<<<<

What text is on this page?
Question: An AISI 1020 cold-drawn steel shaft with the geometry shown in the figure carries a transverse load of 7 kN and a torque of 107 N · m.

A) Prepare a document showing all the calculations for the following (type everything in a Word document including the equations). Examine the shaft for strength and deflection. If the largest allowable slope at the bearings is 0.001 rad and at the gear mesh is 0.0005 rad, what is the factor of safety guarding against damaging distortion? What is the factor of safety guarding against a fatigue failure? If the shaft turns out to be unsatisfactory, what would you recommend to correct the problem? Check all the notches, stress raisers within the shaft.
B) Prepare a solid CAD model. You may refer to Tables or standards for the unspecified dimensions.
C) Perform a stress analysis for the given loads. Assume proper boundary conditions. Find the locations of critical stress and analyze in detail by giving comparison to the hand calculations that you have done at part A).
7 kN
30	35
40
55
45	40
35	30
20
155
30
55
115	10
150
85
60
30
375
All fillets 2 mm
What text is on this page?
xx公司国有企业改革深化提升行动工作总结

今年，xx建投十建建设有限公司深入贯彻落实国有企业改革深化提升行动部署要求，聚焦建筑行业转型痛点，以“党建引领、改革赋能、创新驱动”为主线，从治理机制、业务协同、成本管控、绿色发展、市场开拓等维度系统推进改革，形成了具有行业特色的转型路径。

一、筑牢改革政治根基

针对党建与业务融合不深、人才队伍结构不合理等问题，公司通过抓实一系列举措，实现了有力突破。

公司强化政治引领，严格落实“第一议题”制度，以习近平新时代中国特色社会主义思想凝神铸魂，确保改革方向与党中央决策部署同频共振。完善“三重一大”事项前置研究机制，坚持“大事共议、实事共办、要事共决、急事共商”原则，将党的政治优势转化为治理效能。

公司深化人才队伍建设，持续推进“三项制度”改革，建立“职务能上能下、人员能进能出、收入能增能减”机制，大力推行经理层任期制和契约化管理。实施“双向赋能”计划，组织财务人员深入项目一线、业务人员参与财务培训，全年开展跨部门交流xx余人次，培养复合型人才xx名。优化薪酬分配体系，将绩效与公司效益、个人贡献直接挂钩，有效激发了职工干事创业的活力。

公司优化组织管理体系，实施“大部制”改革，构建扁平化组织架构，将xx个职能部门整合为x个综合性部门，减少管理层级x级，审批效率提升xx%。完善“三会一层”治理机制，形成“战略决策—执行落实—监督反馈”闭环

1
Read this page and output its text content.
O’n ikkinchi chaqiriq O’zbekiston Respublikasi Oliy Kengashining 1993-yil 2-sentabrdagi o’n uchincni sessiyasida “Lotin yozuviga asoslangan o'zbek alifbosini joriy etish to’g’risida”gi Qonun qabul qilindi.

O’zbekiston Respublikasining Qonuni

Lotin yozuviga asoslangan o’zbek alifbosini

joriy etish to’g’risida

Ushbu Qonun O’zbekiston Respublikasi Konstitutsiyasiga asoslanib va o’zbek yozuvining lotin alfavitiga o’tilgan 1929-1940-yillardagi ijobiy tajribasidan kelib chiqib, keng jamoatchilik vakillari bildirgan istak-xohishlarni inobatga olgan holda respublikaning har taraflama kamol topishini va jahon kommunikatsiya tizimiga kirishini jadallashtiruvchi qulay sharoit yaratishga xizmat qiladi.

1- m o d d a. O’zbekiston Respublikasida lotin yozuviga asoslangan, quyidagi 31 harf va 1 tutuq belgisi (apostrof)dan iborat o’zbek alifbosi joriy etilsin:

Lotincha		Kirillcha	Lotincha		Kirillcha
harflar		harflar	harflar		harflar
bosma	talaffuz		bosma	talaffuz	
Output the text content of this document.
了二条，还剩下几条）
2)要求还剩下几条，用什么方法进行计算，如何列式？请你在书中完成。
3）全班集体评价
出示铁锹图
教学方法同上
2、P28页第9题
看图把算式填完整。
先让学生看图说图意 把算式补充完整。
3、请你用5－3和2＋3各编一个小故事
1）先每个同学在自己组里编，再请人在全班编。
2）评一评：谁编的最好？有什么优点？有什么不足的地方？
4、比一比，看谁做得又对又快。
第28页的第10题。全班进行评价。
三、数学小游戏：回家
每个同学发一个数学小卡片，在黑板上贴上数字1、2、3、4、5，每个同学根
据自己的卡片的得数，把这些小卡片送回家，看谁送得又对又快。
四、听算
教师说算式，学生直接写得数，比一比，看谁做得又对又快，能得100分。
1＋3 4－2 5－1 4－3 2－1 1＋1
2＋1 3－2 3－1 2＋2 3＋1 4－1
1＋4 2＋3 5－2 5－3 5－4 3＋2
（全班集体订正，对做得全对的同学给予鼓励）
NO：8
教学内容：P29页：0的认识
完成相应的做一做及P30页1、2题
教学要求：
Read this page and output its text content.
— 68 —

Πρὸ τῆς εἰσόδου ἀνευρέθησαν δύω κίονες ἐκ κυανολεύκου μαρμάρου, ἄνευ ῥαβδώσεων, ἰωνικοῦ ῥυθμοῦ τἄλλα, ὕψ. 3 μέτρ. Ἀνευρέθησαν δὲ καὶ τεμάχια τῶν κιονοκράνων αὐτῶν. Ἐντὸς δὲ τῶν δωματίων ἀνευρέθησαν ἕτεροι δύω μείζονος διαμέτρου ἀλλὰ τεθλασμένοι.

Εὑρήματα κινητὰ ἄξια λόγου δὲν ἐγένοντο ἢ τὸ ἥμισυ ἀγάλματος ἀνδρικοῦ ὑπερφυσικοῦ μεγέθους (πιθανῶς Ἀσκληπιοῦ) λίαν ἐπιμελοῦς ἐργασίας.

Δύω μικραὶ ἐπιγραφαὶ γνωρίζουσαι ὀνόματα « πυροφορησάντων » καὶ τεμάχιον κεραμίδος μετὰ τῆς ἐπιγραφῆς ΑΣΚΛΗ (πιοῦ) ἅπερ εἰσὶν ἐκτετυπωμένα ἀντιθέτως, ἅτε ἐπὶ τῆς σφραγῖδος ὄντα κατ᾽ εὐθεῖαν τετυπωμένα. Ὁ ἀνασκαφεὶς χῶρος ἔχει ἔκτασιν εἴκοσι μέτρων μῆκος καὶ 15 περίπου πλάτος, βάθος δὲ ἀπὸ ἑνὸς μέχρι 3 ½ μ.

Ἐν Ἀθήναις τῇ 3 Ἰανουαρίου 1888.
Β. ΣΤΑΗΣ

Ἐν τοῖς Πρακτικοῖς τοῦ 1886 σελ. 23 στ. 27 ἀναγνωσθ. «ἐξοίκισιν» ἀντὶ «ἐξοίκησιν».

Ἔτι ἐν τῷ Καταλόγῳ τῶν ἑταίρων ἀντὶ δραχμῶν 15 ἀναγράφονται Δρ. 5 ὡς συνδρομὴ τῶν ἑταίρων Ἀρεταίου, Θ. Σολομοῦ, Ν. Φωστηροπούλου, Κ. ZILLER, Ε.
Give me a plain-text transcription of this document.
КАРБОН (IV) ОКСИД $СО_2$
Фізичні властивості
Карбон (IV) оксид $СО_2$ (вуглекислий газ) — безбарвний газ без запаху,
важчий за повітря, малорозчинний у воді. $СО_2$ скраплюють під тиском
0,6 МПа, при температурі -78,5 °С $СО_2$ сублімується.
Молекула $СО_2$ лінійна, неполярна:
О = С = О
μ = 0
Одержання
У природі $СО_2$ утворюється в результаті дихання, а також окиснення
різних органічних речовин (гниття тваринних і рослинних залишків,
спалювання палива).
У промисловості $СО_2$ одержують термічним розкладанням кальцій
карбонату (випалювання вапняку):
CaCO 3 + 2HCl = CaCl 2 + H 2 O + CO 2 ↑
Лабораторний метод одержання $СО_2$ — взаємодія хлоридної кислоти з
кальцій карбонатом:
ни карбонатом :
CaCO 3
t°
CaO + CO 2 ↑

>>>>

What you have to do — Give the records above again, word for word.

The completed task —
What text is on this page?
Question: An AISI 1020 cold-drawn steel shaft with the geometry shown in the figure carries a transverse load of 7 kN and a torque of 107 N · m.

A) Prepare a document showing all the calculations for the following (type everything in a Word document including the equations). Examine the shaft for strength and deflection. If the largest allowable slope at the bearings is 0.001 rad and at the gear mesh is 0.0005 rad, what is the factor of safety guarding against damaging distortion? What is the factor of safety guarding against a fatigue failure? If the shaft turns out to be unsatisfactory, what would you recommend to correct the problem? Check all the notches, stress raisers within the shaft.
B) Prepare a solid CAD model. You may refer to Tables or standards for the unspecified dimensions.
C) Perform a stress analysis for the given loads. Assume proper boundary conditions. Find the locations of critical stress and analyze in detail by giving comparison to the hand calculations that you have done at part A).
7 kN
30	35
40
55
45	40
35	30
20
155
30
55
115	10
150
85
60
30
375
All fillets 2 mm
What text is on this page?
xx公司国有企业改革深化提升行动工作总结

今年，xx建投十建建设有限公司深入贯彻落实国有企业改革深化提升行动部署要求，聚焦建筑行业转型痛点，以“党建引领、改革赋能、创新驱动”为主线，从治理机制、业务协同、成本管控、绿色发展、市场开拓等维度系统推进改革，形成了具有行业特色的转型路径。

一、筑牢改革政治根基

针对党建与业务融合不深、人才队伍结构不合理等问题，公司通过抓实一系列举措，实现了有力突破。

公司强化政治引领，严格落实“第一议题”制度，以习近平新时代中国特色社会主义思想凝神铸魂，确保改革方向与党中央决策部署同频共振。完善“三重一大”事项前置研究机制，坚持“大事共议、实事共办、要事共决、急事共商”原则，将党的政治优势转化为治理效能。

公司深化人才队伍建设，持续推进“三项制度”改革，建立“职务能上能下、人员能进能出、收入能增能减”机制，大力推行经理层任期制和契约化管理。实施“双向赋能”计划，组织财务人员深入项目一线、业务人员参与财务培训，全年开展跨部门交流xx余人次，培养复合型人才xx名。优化薪酬分配体系，将绩效与公司效益、个人贡献直接挂钩，有效激发了职工干事创业的活力。

公司优化组织管理体系，实施“大部制”改革，构建扁平化组织架构，将xx个职能部门整合为x个综合性部门，减少管理层级x级，审批效率提升xx%。完善“三会一层”治理机制，形成“战略决策—执行落实—监督反馈”闭环

1
Read this page and output its text content.
O’n ikkinchi chaqiriq O’zbekiston Respublikasi Oliy Kengashining 1993-yil 2-sentabrdagi o’n uchincni sessiyasida “Lotin yozuviga asoslangan o'zbek alifbosini joriy etish to’g’risida”gi Qonun qabul qilindi.

O’zbekiston Respublikasining Qonuni

Lotin yozuviga asoslangan o’zbek alifbosini

joriy etish to’g’risida

Ushbu Qonun O’zbekiston Respublikasi Konstitutsiyasiga asoslanib va o’zbek yozuvining lotin alfavitiga o’tilgan 1929-1940-yillardagi ijobiy tajribasidan kelib chiqib, keng jamoatchilik vakillari bildirgan istak-xohishlarni inobatga olgan holda respublikaning har taraflama kamol topishini va jahon kommunikatsiya tizimiga kirishini jadallashtiruvchi qulay sharoit yaratishga xizmat qiladi.

1- m o d d a. O’zbekiston Respublikasida lotin yozuviga asoslangan, quyidagi 31 harf va 1 tutuq belgisi (apostrof)dan iborat o’zbek alifbosi joriy etilsin:

Lotincha		Kirillcha	Lotincha		Kirillcha
harflar		harflar	harflar		harflar
bosma	talaffuz		bosma	talaffuz	
Output the text content of this document.
了二条，还剩下几条）
2)要求还剩下几条，用什么方法进行计算，如何列式？请你在书中完成。
3）全班集体评价
出示铁锹图
教学方法同上
2、P28页第9题
看图把算式填完整。
先让学生看图说图意 把算式补充完整。
3、请你用5－3和2＋3各编一个小故事
1）先每个同学在自己组里编，再请人在全班编。
2）评一评：谁编的最好？有什么优点？有什么不足的地方？
4、比一比，看谁做得又对又快。
第28页的第10题。全班进行评价。
三、数学小游戏：回家
每个同学发一个数学小卡片，在黑板上贴上数字1、2、3、4、5，每个同学根
据自己的卡片的得数，把这些小卡片送回家，看谁送得又对又快。
四、听算
教师说算式，学生直接写得数，比一比，看谁做得又对又快，能得100分。
1＋3 4－2 5－1 4－3 2－1 1＋1
2＋1 3－2 3－1 2＋2 3＋1 4－1
1＋4 2＋3 5－2 5－3 5－4 3＋2
（全班集体订正，对做得全对的同学给予鼓励）
NO：8
教学内容：P29页：0的认识
完成相应的做一做及P30页1、2题
教学要求：
Read this page and output its text content.
— 68 —

Πρὸ τῆς εἰσόδου ἀνευρέθησαν δύω κίονες ἐκ κυανολεύκου μαρμάρου, ἄνευ ῥαβδώσεων, ἰωνικοῦ ῥυθμοῦ τἄλλα, ὕψ. 3 μέτρ. Ἀνευρέθησαν δὲ καὶ τεμάχια τῶν κιονοκράνων αὐτῶν. Ἐντὸς δὲ τῶν δωματίων ἀνευρέθησαν ἕτεροι δύω μείζονος διαμέτρου ἀλλὰ τεθλασμένοι.

Εὑρήματα κινητὰ ἄξια λόγου δὲν ἐγένοντο ἢ τὸ ἥμισυ ἀγάλματος ἀνδρικοῦ ὑπερφυσικοῦ μεγέθους (πιθανῶς Ἀσκληπιοῦ) λίαν ἐπιμελοῦς ἐργασίας.

Δύω μικραὶ ἐπιγραφαὶ γνωρίζουσαι ὀνόματα « πυροφορησάντων » καὶ τεμάχιον κεραμίδος μετὰ τῆς ἐπιγραφῆς ΑΣΚΛΗ (πιοῦ) ἅπερ εἰσὶν ἐκτετυπωμένα ἀντιθέτως, ἅτε ἐπὶ τῆς σφραγῖδος ὄντα κατ᾽ εὐθεῖαν τετυπωμένα. Ὁ ἀνασκαφεὶς χῶρος ἔχει ἔκτασιν εἴκοσι μέτρων μῆκος καὶ 15 περίπου πλάτος, βάθος δὲ ἀπὸ ἑνὸς μέχρι 3 ½ μ.

Ἐν Ἀθήναις τῇ 3 Ἰανουαρίου 1888.
Β. ΣΤΑΗΣ

Ἐν τοῖς Πρακτικοῖς τοῦ 1886 σελ. 23 στ. 27 ἀναγνωσθ. «ἐξοίκισιν» ἀντὶ «ἐξοίκησιν».

Ἔτι ἐν τῷ Καταλόγῳ τῶν ἑταίρων ἀντὶ δραχμῶν 15 ἀναγράφονται Δρ. 5 ὡς συνδρομὴ τῶν ἑταίρων Ἀρεταίου, Θ. Σολομοῦ, Ν. Φωστηροπούλου, Κ. ZILLER, Ε.
Give me a plain-text transcription of this document.
КАРБОН (IV) ОКСИД $СО_2$
Фізичні властивості
Карбон (IV) оксид $СО_2$ (вуглекислий газ) — безбарвний газ без запаху,
важчий за повітря, малорозчинний у воді. $СО_2$ скраплюють під тиском
0,6 МПа, при температурі -78,5 °С $СО_2$ сублімується.
Молекула $СО_2$ лінійна, неполярна:
О = С = О
μ = 0
Одержання
У природі $СО_2$ утворюється в результаті дихання, а також окиснення
різних органічних речовин (гниття тваринних і рослинних залишків,
спалювання палива).
У промисловості $СО_2$ одержують термічним розкладанням кальцій
карбонату (випалювання вапняку):
CaCO 3 + 2HCl = CaCl 2 + H 2 O + CO 2 ↑
Лабораторний метод одержання $СО_2$ — взаємодія хлоридної кислоти з
кальцій карбонатом:
ни карбонатом :
CaCO 3
t°
CaO + CO 2 ↑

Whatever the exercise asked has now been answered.